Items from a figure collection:
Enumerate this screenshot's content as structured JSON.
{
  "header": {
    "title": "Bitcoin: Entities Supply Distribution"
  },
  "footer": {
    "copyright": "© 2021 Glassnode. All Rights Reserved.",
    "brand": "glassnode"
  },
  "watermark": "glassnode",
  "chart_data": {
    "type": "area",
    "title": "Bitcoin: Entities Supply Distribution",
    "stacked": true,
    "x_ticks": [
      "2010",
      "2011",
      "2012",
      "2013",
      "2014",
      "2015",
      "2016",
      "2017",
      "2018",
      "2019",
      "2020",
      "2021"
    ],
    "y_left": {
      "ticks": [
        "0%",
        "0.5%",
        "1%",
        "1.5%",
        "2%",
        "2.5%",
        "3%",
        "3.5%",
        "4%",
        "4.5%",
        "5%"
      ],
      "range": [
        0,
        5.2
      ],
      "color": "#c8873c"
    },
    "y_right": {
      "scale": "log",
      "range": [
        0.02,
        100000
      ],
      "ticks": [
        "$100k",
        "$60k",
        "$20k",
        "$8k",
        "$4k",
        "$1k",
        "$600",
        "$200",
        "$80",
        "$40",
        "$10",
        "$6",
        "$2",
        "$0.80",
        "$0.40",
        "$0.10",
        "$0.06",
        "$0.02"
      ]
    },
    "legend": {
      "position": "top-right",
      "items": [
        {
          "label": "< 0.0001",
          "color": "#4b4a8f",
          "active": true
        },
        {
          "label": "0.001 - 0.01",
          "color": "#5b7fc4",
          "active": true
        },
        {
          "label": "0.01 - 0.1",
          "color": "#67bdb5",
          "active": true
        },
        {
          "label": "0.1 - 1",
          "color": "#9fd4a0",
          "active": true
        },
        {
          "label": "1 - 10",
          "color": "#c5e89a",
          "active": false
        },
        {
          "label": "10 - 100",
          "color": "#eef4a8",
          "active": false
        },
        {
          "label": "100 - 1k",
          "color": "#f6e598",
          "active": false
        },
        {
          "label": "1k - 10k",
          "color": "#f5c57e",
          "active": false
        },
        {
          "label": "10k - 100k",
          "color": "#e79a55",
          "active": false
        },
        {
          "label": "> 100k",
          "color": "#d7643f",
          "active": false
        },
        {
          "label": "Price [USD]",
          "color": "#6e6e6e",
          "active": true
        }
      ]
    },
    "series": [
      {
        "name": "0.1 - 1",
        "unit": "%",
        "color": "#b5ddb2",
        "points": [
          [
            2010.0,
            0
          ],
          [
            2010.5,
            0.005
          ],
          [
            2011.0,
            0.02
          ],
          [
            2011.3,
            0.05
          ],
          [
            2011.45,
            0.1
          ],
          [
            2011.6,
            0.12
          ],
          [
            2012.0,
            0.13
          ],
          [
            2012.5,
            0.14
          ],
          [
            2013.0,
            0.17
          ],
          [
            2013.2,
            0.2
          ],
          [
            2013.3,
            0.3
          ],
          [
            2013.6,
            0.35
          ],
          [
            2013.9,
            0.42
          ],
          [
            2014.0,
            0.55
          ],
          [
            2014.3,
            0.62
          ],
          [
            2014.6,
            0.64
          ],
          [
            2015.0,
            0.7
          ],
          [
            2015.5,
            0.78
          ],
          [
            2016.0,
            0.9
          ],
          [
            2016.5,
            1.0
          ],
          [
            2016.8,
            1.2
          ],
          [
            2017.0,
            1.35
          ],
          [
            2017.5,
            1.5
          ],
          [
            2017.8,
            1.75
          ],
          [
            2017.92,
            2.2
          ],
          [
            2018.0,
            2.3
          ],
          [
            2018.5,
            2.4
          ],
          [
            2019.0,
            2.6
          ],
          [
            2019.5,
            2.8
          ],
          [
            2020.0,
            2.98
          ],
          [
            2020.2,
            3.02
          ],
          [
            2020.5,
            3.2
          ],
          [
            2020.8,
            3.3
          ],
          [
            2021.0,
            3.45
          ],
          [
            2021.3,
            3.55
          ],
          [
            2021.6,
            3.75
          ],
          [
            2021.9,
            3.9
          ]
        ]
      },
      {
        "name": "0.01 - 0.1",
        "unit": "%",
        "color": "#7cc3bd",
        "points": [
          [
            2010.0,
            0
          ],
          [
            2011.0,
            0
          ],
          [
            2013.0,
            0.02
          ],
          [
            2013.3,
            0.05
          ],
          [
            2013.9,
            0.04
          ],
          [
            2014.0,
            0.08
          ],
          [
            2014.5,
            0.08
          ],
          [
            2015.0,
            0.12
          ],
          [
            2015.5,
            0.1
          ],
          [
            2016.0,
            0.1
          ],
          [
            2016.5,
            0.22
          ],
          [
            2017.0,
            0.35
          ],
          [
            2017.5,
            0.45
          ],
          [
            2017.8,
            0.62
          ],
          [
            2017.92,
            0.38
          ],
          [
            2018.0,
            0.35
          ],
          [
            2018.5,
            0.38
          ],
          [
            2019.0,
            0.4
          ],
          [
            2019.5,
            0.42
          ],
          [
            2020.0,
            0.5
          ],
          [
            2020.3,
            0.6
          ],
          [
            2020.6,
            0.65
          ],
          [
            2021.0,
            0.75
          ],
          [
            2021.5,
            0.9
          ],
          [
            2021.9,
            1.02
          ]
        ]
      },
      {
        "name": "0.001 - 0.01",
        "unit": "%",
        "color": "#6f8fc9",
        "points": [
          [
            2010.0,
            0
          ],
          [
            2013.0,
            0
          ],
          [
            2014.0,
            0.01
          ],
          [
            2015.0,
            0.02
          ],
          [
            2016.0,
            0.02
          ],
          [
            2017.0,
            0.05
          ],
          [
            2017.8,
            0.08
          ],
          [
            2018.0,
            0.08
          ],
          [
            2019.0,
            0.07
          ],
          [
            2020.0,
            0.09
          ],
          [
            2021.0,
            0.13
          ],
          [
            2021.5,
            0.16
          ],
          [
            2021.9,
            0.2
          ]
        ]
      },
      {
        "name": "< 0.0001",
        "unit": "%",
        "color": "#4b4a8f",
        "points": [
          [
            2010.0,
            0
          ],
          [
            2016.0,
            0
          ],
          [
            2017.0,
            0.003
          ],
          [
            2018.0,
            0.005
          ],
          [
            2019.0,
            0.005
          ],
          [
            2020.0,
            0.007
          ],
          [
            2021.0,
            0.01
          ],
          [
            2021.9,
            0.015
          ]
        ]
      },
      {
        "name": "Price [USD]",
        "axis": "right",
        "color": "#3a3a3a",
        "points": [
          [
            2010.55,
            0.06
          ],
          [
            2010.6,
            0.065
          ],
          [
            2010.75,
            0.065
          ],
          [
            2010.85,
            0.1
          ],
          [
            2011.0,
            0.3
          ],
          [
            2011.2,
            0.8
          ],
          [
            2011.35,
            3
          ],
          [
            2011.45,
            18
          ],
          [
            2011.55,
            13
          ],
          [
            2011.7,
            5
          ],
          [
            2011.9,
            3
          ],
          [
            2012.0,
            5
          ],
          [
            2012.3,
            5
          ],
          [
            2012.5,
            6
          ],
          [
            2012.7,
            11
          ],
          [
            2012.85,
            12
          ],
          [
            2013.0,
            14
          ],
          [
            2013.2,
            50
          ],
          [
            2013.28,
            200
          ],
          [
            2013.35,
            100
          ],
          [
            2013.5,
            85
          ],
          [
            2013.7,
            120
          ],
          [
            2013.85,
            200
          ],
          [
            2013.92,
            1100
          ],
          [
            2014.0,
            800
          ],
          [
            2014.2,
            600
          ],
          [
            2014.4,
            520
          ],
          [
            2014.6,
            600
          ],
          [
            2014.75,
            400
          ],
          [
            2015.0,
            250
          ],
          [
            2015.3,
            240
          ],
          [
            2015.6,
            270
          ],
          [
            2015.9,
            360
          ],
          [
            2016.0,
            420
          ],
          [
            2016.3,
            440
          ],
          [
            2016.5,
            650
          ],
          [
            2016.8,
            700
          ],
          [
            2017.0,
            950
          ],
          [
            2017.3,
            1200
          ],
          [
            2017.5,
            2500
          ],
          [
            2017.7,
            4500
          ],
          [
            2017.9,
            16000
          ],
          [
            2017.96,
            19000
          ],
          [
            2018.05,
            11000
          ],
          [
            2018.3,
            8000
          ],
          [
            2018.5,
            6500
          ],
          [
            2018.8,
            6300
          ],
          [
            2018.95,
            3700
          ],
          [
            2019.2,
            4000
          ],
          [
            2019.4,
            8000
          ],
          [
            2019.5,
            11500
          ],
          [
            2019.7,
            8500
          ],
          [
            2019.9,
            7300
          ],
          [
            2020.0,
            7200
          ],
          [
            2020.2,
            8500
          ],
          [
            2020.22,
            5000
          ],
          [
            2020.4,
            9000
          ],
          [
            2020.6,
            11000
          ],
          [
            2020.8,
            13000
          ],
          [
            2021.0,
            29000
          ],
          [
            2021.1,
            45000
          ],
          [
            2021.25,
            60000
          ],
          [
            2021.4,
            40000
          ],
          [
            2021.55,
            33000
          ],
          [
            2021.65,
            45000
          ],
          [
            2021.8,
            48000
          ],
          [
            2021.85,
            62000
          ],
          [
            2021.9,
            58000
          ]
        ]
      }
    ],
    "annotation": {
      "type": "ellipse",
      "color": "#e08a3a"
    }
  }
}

Challenge: Reproduce every line from the entries that holds the word "title".

Complete output:
    "title": "Bitcoin: Entities Supply Distribution"
    "title": "Bitcoin: Entities Supply Distribution",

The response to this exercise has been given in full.